Stored entries:
┄┄┄┄┄┄

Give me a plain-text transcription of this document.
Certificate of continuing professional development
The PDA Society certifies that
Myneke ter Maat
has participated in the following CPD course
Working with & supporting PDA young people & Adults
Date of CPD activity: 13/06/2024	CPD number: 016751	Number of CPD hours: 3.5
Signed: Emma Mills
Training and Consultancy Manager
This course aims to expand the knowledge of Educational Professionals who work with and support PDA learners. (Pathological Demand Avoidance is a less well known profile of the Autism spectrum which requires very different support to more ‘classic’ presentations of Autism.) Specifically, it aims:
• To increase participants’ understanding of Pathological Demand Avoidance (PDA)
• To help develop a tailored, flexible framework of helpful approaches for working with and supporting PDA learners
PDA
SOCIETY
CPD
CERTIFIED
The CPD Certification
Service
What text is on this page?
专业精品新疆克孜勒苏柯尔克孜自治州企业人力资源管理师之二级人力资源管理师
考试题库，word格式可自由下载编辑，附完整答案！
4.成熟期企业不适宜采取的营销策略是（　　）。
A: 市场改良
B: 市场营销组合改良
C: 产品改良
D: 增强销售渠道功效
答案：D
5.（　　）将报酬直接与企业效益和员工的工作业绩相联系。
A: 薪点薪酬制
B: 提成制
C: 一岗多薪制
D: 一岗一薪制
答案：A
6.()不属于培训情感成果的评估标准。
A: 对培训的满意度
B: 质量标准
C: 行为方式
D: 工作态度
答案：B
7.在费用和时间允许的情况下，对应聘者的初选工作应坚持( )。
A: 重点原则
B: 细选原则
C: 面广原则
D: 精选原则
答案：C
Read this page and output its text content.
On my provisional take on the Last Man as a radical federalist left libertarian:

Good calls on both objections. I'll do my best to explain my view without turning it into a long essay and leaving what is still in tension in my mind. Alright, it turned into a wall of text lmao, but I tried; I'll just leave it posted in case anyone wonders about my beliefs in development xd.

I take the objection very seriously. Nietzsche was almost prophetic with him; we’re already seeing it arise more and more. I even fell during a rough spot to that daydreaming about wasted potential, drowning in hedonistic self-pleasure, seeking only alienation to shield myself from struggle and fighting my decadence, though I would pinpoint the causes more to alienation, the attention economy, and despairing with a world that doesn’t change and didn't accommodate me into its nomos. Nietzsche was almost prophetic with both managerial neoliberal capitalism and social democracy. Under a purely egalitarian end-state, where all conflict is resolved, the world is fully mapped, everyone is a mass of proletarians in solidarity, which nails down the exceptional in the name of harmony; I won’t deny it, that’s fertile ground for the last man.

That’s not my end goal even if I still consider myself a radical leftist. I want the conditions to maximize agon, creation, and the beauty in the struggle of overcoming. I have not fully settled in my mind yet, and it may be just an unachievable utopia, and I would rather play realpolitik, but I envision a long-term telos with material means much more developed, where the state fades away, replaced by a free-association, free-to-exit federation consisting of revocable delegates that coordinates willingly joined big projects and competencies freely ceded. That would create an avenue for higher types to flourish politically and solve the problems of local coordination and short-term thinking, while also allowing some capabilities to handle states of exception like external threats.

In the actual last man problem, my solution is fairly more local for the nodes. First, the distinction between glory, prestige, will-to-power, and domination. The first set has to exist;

┄┄┄┄┄┄

Of the lines in the records, how many contain the word "development"? Answer with the number and nothing else.

*Task response*
2